Stored data entries:
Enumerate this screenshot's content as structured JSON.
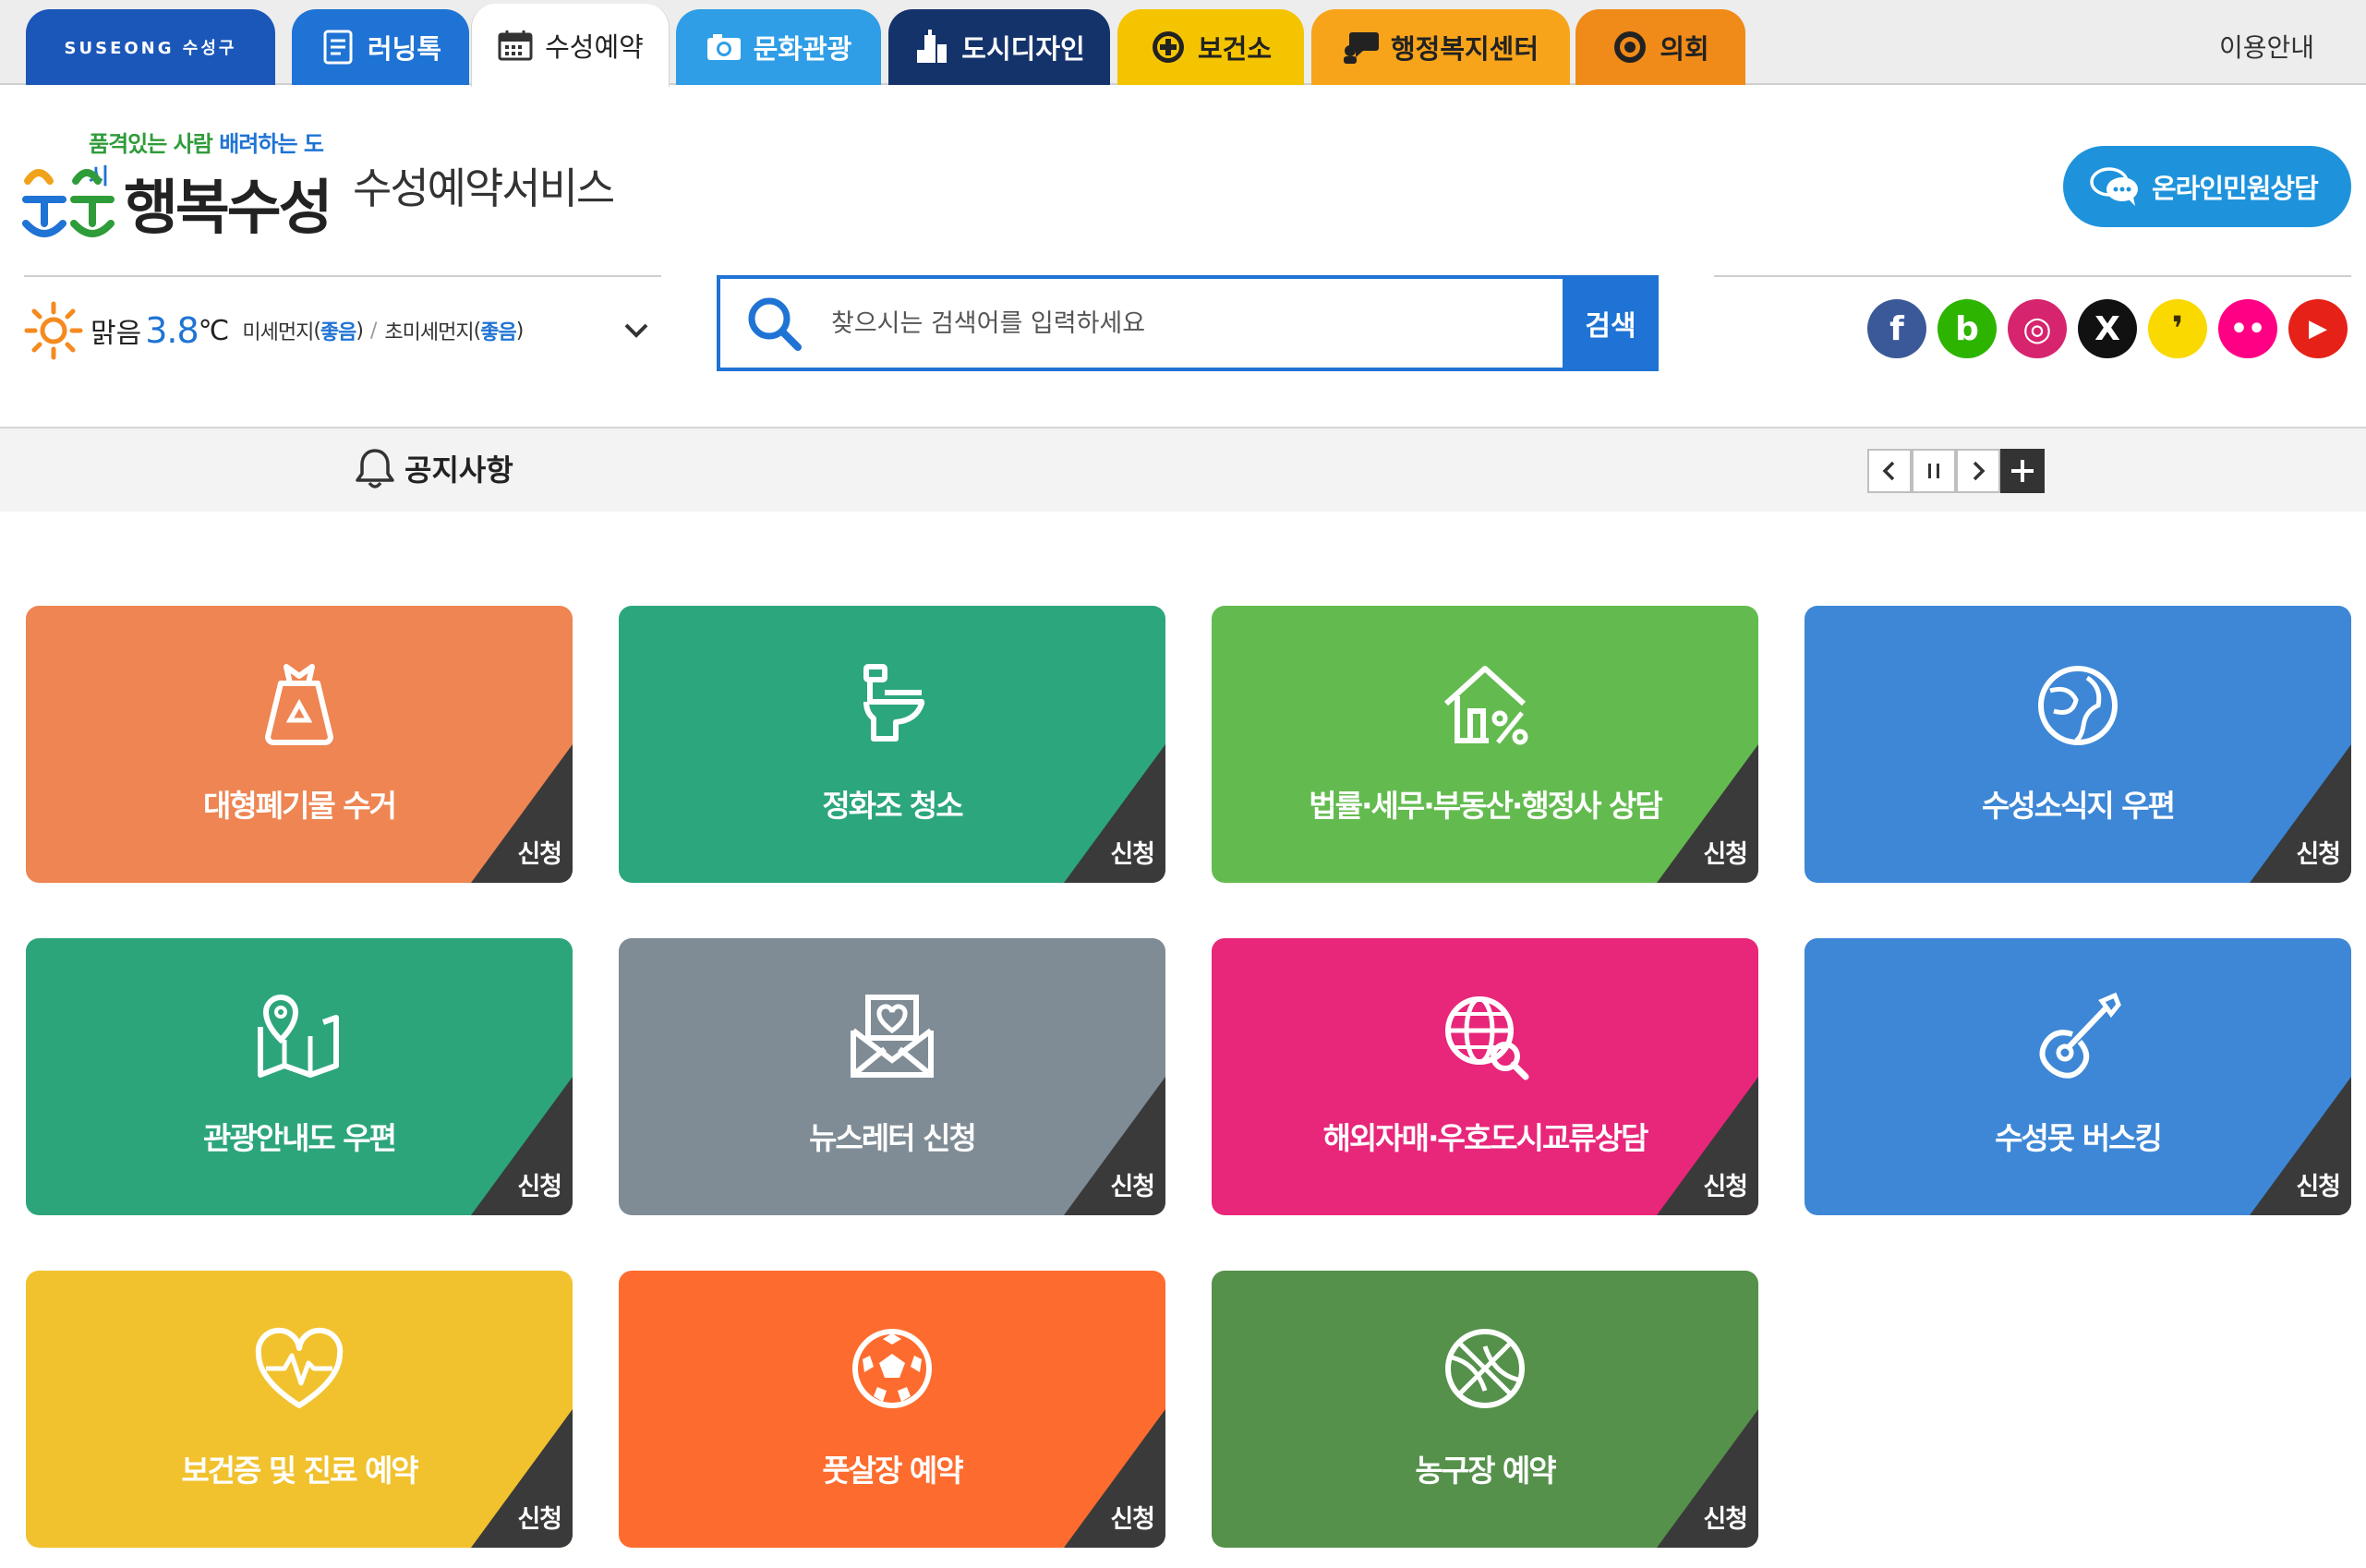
{
  "top_tabs": [
    {
      "label": "SUSEONG 수성구"
    },
    {
      "label": "러닝톡"
    },
    {
      "label": "수성예약"
    },
    {
      "label": "문화관광"
    },
    {
      "label": "도시디자인"
    },
    {
      "label": "보건소"
    },
    {
      "label": "행정복지센터"
    },
    {
      "label": "의회"
    }
  ],
  "usage_link": "이용안내",
  "logo": {
    "tagline_left": "품격있는 사람",
    "tagline_right": "배려하는 도시",
    "main": "행복수성"
  },
  "site_title": "수성예약서비스",
  "consult_button": "온라인민원상담",
  "weather": {
    "state": "맑음",
    "temp": "3.8",
    "unit": "℃",
    "dust_label": "미세먼지",
    "dust_value": "좋음",
    "fine_dust_label": "초미세먼지",
    "fine_dust_value": "좋음",
    "sep": "/",
    "paren_open": "(",
    "paren_close": ")"
  },
  "search": {
    "placeholder": "찾으시는 검색어를 입력하세요",
    "button": "검색"
  },
  "sns": [
    {
      "name": "facebook",
      "glyph": "f",
      "color": "#3b5998"
    },
    {
      "name": "blog",
      "glyph": "b",
      "color": "#2db400"
    },
    {
      "name": "instagram",
      "glyph": "◎",
      "color": "#d6246e"
    },
    {
      "name": "x",
      "glyph": "X",
      "color": "#111111"
    },
    {
      "name": "kakao-story",
      "glyph": "❜",
      "color": "#f9d900"
    },
    {
      "name": "flickr",
      "glyph": "••",
      "color": "#ff0084"
    },
    {
      "name": "youtube",
      "glyph": "▶",
      "color": "#e62117"
    }
  ],
  "notice": {
    "title": "공지사항"
  },
  "apply_label": "신청",
  "cards": [
    {
      "title": "대형폐기물 수거",
      "color": "#ee8552",
      "icon": "recycle-bag-icon"
    },
    {
      "title": "정화조 청소",
      "color": "#2ca67c",
      "icon": "toilet-icon"
    },
    {
      "title": "법률·세무·부동산·행정사 상담",
      "color": "#63bb4f",
      "icon": "house-percent-icon"
    },
    {
      "title": "수성소식지 우편",
      "color": "#3d87d6",
      "icon": "globe-leaf-icon"
    },
    {
      "title": "관광안내도 우편",
      "color": "#2ca57b",
      "icon": "map-pin-icon"
    },
    {
      "title": "뉴스레터 신청",
      "color": "#7f8c95",
      "icon": "envelope-heart-icon"
    },
    {
      "title": "해외자매·우호도시교류상담",
      "color": "#e8267a",
      "icon": "globe-search-icon"
    },
    {
      "title": "수성못 버스킹",
      "color": "#3d87d6",
      "icon": "guitar-icon"
    },
    {
      "title": "보건증 및 진료 예약",
      "color": "#f1c22e",
      "icon": "heart-pulse-icon"
    },
    {
      "title": "풋살장 예약",
      "color": "#fd6c2e",
      "icon": "soccer-ball-icon"
    },
    {
      "title": "농구장 예약",
      "color": "#55914b",
      "icon": "basketball-icon"
    }
  ]
}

• _Do this_:
From the entries above, copy out every line where the string "globe" appears.

• _Completed task_:
      "icon": "globe-leaf-icon"
      "icon": "globe-search-icon"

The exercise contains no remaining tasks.